• EXERCISE OBJECTIVE:
Write out all the material exactly. Leave nothing out.

[start of RECORDS PROVIDED]

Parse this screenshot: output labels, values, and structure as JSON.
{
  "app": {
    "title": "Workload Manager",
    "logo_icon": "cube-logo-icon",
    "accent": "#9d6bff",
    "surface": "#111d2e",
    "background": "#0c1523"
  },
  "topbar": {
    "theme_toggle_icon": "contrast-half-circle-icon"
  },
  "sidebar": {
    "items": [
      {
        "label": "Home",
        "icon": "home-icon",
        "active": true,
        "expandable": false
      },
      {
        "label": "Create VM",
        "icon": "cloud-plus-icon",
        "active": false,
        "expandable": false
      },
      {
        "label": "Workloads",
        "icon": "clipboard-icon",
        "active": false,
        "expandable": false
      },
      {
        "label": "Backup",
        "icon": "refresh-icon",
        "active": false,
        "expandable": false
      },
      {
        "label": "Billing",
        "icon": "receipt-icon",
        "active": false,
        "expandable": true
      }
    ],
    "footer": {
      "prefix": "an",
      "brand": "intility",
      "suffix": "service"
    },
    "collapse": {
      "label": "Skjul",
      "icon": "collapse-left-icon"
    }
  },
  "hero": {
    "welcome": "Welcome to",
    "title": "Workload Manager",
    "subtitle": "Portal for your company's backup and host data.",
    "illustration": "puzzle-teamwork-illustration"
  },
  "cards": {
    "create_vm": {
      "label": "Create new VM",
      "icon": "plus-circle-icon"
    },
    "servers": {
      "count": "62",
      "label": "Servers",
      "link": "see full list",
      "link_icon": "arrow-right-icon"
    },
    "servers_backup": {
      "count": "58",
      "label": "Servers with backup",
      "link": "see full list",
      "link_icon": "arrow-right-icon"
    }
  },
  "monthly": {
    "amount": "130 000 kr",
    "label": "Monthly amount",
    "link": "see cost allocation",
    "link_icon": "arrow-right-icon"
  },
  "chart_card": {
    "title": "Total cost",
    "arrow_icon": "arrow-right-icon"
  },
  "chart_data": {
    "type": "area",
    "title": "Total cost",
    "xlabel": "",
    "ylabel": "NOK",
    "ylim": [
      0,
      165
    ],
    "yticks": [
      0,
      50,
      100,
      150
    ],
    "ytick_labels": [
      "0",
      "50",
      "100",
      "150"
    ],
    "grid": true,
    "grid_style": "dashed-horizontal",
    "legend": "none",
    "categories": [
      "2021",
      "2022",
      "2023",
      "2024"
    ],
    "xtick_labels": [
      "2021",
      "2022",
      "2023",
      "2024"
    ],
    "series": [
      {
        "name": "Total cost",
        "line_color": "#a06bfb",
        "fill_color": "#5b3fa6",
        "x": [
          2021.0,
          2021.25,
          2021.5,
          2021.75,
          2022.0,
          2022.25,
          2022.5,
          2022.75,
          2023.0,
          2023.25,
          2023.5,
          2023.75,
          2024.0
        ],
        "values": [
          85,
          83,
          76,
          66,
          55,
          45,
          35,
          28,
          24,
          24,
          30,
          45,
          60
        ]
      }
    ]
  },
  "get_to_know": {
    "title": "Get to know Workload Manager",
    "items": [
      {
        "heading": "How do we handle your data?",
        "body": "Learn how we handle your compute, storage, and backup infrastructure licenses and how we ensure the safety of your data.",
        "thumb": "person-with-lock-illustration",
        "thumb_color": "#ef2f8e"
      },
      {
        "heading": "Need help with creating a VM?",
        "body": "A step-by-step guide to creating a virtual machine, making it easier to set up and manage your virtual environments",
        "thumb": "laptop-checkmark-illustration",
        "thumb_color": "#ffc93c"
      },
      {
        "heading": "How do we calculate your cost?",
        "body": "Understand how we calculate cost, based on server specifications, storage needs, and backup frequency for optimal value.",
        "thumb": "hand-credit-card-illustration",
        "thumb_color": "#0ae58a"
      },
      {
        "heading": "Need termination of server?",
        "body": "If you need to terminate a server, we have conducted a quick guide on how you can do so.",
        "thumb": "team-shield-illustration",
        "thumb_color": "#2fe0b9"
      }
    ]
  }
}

[end of RECORDS PROVIDED]

• WORKED ANSWER:
Parse this screenshot: output labels, values, and structure as JSON.
{
  "app": {
    "title": "Workload Manager",
    "logo_icon": "cube-logo-icon",
    "accent": "#9d6bff",
    "surface": "#111d2e",
    "background": "#0c1523"
  },
  "topbar": {
    "theme_toggle_icon": "contrast-half-circle-icon"
  },
  "sidebar": {
    "items": [
      {
        "label": "Home",
        "icon": "home-icon",
        "active": true,
        "expandable": false
      },
      {
        "label": "Create VM",
        "icon": "cloud-plus-icon",
        "active": false,
        "expandable": false
      },
      {
        "label": "Workloads",
        "icon": "clipboard-icon",
        "active": false,
        "expandable": false
      },
      {
        "label": "Backup",
        "icon": "refresh-icon",
        "active": false,
        "expandable": false
      },
      {
        "label": "Billing",
        "icon": "receipt-icon",
        "active": false,
        "expandable": true
      }
    ],
    "footer": {
      "prefix": "an",
      "brand": "intility",
      "suffix": "service"
    },
    "collapse": {
      "label": "Skjul",
      "icon": "collapse-left-icon"
    }
  },
  "hero": {
    "welcome": "Welcome to",
    "title": "Workload Manager",
    "subtitle": "Portal for your company's backup and host data.",
    "illustration": "puzzle-teamwork-illustration"
  },
  "cards": {
    "create_vm": {
      "label": "Create new VM",
      "icon": "plus-circle-icon"
    },
    "servers": {
      "count": "62",
      "label": "Servers",
      "link": "see full list",
      "link_icon": "arrow-right-icon"
    },
    "servers_backup": {
      "count": "58",
      "label": "Servers with backup",
      "link": "see full list",
      "link_icon": "arrow-right-icon"
    }
  },
  "monthly": {
    "amount": "130 000 kr",
    "label": "Monthly amount",
    "link": "see cost allocation",
    "link_icon": "arrow-right-icon"
  },
  "chart_card": {
    "title": "Total cost",
    "arrow_icon": "arrow-right-icon"
  },
  "chart_data": {
    "type": "area",
    "title": "Total cost",
    "xlabel": "",
    "ylabel": "NOK",
    "ylim": [
      0,
      165
    ],
    "yticks": [
      0,
      50,
      100,
      150
    ],
    "ytick_labels": [
      "0",
      "50",
      "100",
      "150"
    ],
    "grid": true,
    "grid_style": "dashed-horizontal",
    "legend": "none",
    "categories": [
      "2021",
      "2022",
      "2023",
      "2024"
    ],
    "xtick_labels": [
      "2021",
      "2022",
      "2023",
      "2024"
    ],
    "series": [
      {
        "name": "Total cost",
        "line_color": "#a06bfb",
        "fill_color": "#5b3fa6",
        "x": [
          2021.0,
          2021.25,
          2021.5,
          2021.75,
          2022.0,
          2022.25,
          2022.5,
          2022.75,
          2023.0,
          2023.25,
          2023.5,
          2023.75,
          2024.0
        ],
        "values": [
          85,
          83,
          76,
          66,
          55,
          45,
          35,
          28,
          24,
          24,
          30,
          45,
          60
        ]
      }
    ]
  },
  "get_to_know": {
    "title": "Get to know Workload Manager",
    "items": [
      {
        "heading": "How do we handle your data?",
        "body": "Learn how we handle your compute, storage, and backup infrastructure licenses and how we ensure the safety of your data.",
        "thumb": "person-with-lock-illustration",
        "thumb_color": "#ef2f8e"
      },
      {
        "heading": "Need help with creating a VM?",
        "body": "A step-by-step guide to creating a virtual machine, making it easier to set up and manage your virtual environments",
        "thumb": "laptop-checkmark-illustration",
        "thumb_color": "#ffc93c"
      },
      {
        "heading": "How do we calculate your cost?",
        "body": "Understand how we calculate cost, based on server specifications, storage needs, and backup frequency for optimal value.",
        "thumb": "hand-credit-card-illustration",
        "thumb_color": "#0ae58a"
      },
      {
        "heading": "Need termination of server?",
        "body": "If you need to terminate a server, we have conducted a quick guide on how you can do so.",
        "thumb": "team-shield-illustration",
        "thumb_color": "#2fe0b9"
      }
    ]
  }
}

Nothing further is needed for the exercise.